** begin **

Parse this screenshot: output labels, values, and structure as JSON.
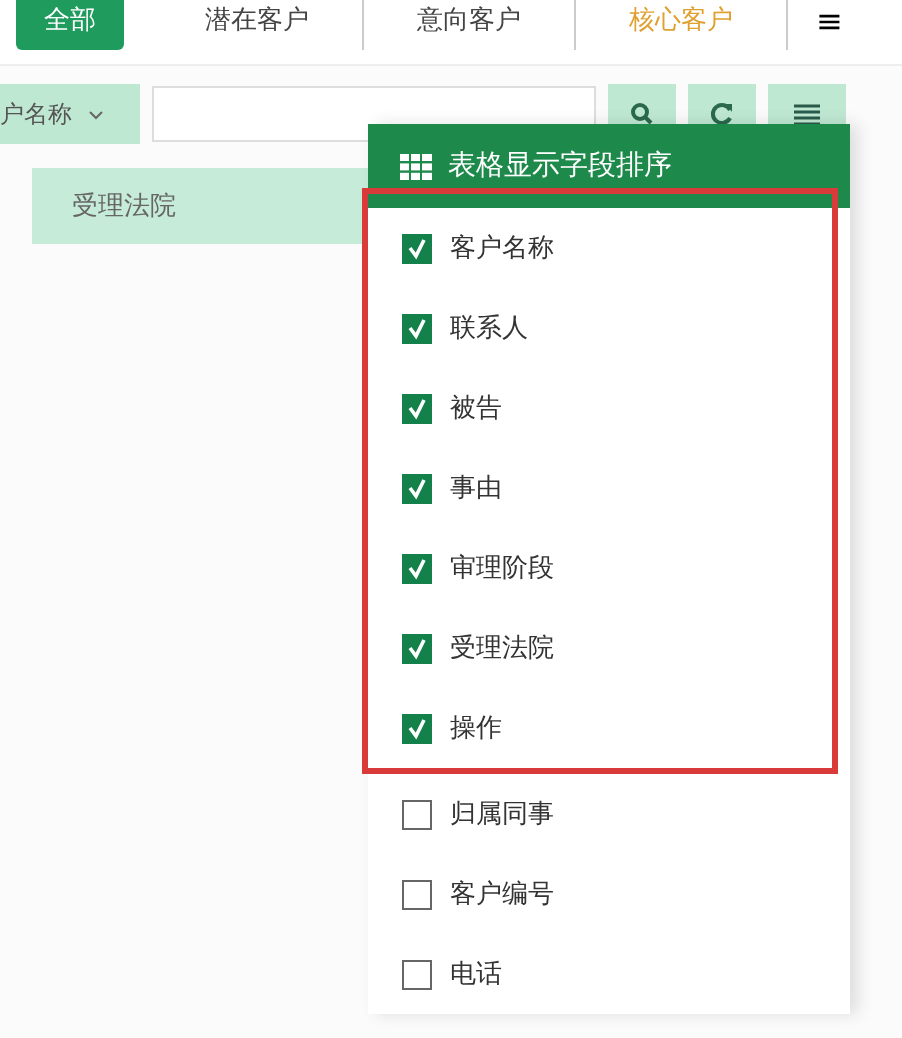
{
  "tabs": [
    {
      "label": "全部",
      "selected": true
    },
    {
      "label": "潜在客户",
      "selected": false,
      "color": "#444444"
    },
    {
      "label": "意向客户",
      "selected": false,
      "color": "#444444"
    },
    {
      "label": "核心客户",
      "selected": false,
      "color": "#e0a030"
    }
  ],
  "menu_button": "≡",
  "filter": {
    "field": "户名称"
  },
  "table": {
    "columns": [
      "受理法院"
    ]
  },
  "column_panel": {
    "title": "表格显示字段排序",
    "highlighted_items": [
      {
        "label": "客户名称",
        "checked": true
      },
      {
        "label": "联系人",
        "checked": true
      },
      {
        "label": "被告",
        "checked": true
      },
      {
        "label": "事由",
        "checked": true
      },
      {
        "label": "审理阶段",
        "checked": true
      },
      {
        "label": "受理法院",
        "checked": true
      },
      {
        "label": "操作",
        "checked": true
      }
    ],
    "items": [
      {
        "label": "归属同事",
        "checked": false
      },
      {
        "label": "客户编号",
        "checked": false
      },
      {
        "label": "电话",
        "checked": false
      }
    ]
  }
}
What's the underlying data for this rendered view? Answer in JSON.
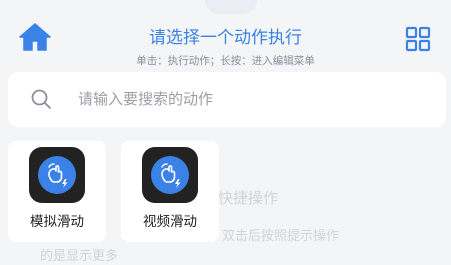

** end **

■ Set task ■
Find the lines that include the string "this", then copy each of them.

■ Reply to the exercise ■
Parse this screenshot: output labels, values, and structure as JSON.
What's the underlying data for this rendered view? Answer in JSON.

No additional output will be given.